-- begin DOCUMENT PASSAGE --

3 Key Things To Know About Your Roof Warranty

3 Key Things to Know About Your Roof Warranty

Buying a new roof can cost almost as much as buying a car. Naturally, when making a purchase of this size you’ll want some assurance that the product will perform as expected. You need a good roof warranty. But what should you know about roof warranties BEFORE you buy a roof?

  1. The first thing to know is that not all roof warranties are the same. In fact, you should receive at least two warranties with a professionally installed roof, and roof warranty upgrades should also be available.
  • The types of roof warranties are:
    • Standard Product Limited Warranty
      • Covers materials against defects or failures
      • Typically 25-30 years in duration, some can be longer
      • Can be voided by improper installation
    • Workmanship Warranty
      • Provided by your contractor covering the labor/work portion of the total roof cost
      • Typically 5-10 years in duration, sometimes negotiable
    • System Warranty (extended warranty)
      • Must be certified contractor performing the installation
      • Roof System must contain 3-5 specific components from the manufacturer
      • There is an additional cost from the manufacturer typically billed by the contractor

You should talk to your contractor and make sure to understand what warranties you will receive with your new roof. You can always ask to see the warranty documents before you commit to your purchase.    

2.  A shingle manufacturer’s product warranty can be voided for a number of reasons. It’s not that they don’t want to stand behind the product. For the products to work correctly they must be treated correctly.

-- end DOCUMENT PASSAGE --
-- begin DATASET --

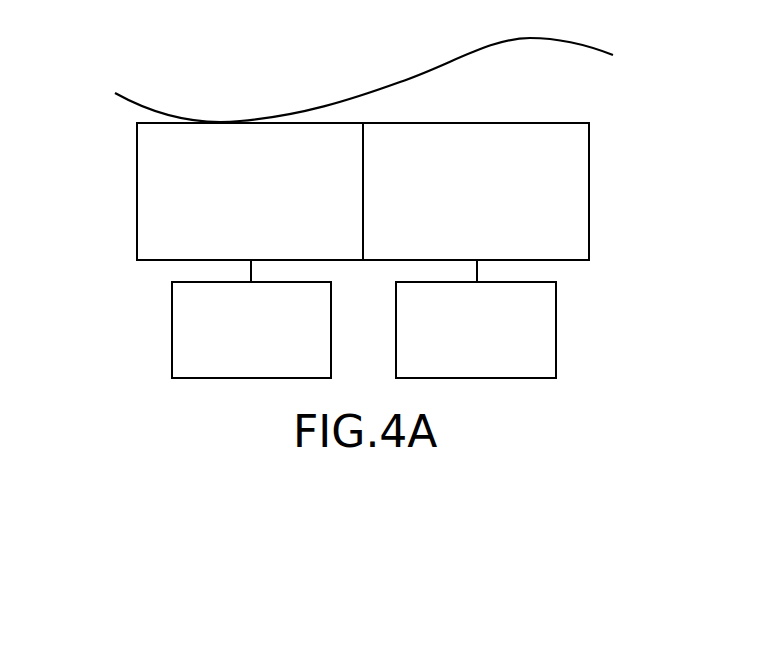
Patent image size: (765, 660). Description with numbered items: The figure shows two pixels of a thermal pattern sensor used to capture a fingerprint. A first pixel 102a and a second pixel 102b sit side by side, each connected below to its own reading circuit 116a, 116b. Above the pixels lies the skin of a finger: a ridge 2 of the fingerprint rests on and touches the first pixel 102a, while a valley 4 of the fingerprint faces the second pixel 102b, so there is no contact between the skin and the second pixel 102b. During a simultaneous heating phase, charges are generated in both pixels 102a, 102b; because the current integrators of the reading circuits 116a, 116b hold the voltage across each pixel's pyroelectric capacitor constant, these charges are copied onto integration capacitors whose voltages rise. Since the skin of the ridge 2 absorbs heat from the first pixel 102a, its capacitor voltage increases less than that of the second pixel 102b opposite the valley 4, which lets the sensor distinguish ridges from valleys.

The ridge 2 is at (243, 113).
The valley 4 is at (526, 65).
The first pixel 102a is at (148, 165).
The second pixel 102b is at (580, 180).
The reading circuit 116a is at (181, 316).
The reading circuit 116b is at (545, 338).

-- end DATASET --

EXERCISE INSTRUCTIONS:
[A] Copy the roof warranty text word for word between "Buying a new" and "buy a roof?", inclusive.
[B] In one to three sentences, explain why, according to the roof warranty text, a shingle manufacturer's product warranty can be voided.
These records have no connection to the roof warranty text.

TASK ANSWERS:
[A]
Buying a new roof can cost almost as much as buying a car. Naturally, when making a purchase of this size you’ll want some assurance that the product will perform as expected. You need a good roof warranty. But what should you know about roof warranties BEFORE you buy a roof?

[B] It is not because manufacturers don't want to stand behind their products. The products only work correctly if they are treated correctly, so mistreatment such as improper installation can void the warranty.